* _Written instruction_
Copy everything in the listing below word for word, apart from any images.

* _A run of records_
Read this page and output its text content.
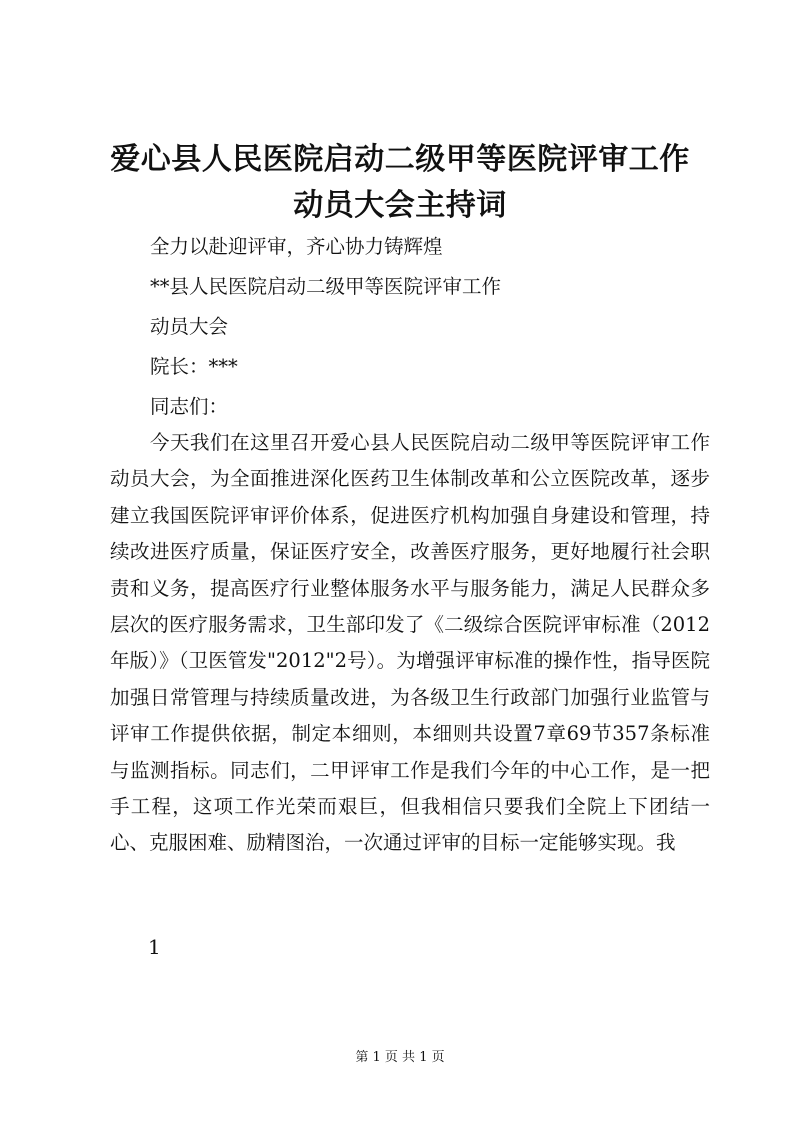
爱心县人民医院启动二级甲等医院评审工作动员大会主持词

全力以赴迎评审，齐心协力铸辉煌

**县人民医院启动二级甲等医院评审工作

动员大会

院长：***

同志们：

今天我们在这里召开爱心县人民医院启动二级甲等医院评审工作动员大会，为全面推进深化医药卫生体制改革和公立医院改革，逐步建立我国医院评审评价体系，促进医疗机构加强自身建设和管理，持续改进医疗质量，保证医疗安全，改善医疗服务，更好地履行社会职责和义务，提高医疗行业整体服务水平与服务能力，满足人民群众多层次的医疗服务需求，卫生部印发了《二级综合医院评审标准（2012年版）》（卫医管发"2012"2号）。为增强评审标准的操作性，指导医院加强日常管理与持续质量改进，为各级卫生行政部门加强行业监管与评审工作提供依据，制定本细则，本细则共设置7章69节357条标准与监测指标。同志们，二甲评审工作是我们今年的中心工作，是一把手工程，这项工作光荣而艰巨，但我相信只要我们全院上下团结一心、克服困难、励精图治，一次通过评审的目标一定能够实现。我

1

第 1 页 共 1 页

* _Completed task_
Read this page and output its text content.
爱心县人民医院启动二级甲等医院评审工作动员大会主持词

全力以赴迎评审，齐心协力铸辉煌

**县人民医院启动二级甲等医院评审工作

动员大会

院长：***

同志们：

今天我们在这里召开爱心县人民医院启动二级甲等医院评审工作动员大会，为全面推进深化医药卫生体制改革和公立医院改革，逐步建立我国医院评审评价体系，促进医疗机构加强自身建设和管理，持续改进医疗质量，保证医疗安全，改善医疗服务，更好地履行社会职责和义务，提高医疗行业整体服务水平与服务能力，满足人民群众多层次的医疗服务需求，卫生部印发了《二级综合医院评审标准（2012年版）》（卫医管发"2012"2号）。为增强评审标准的操作性，指导医院加强日常管理与持续质量改进，为各级卫生行政部门加强行业监管与评审工作提供依据，制定本细则，本细则共设置7章69节357条标准与监测指标。同志们，二甲评审工作是我们今年的中心工作，是一把手工程，这项工作光荣而艰巨，但我相信只要我们全院上下团结一心、克服困难、励精图治，一次通过评审的目标一定能够实现。我

1

第 1 页 共 1 页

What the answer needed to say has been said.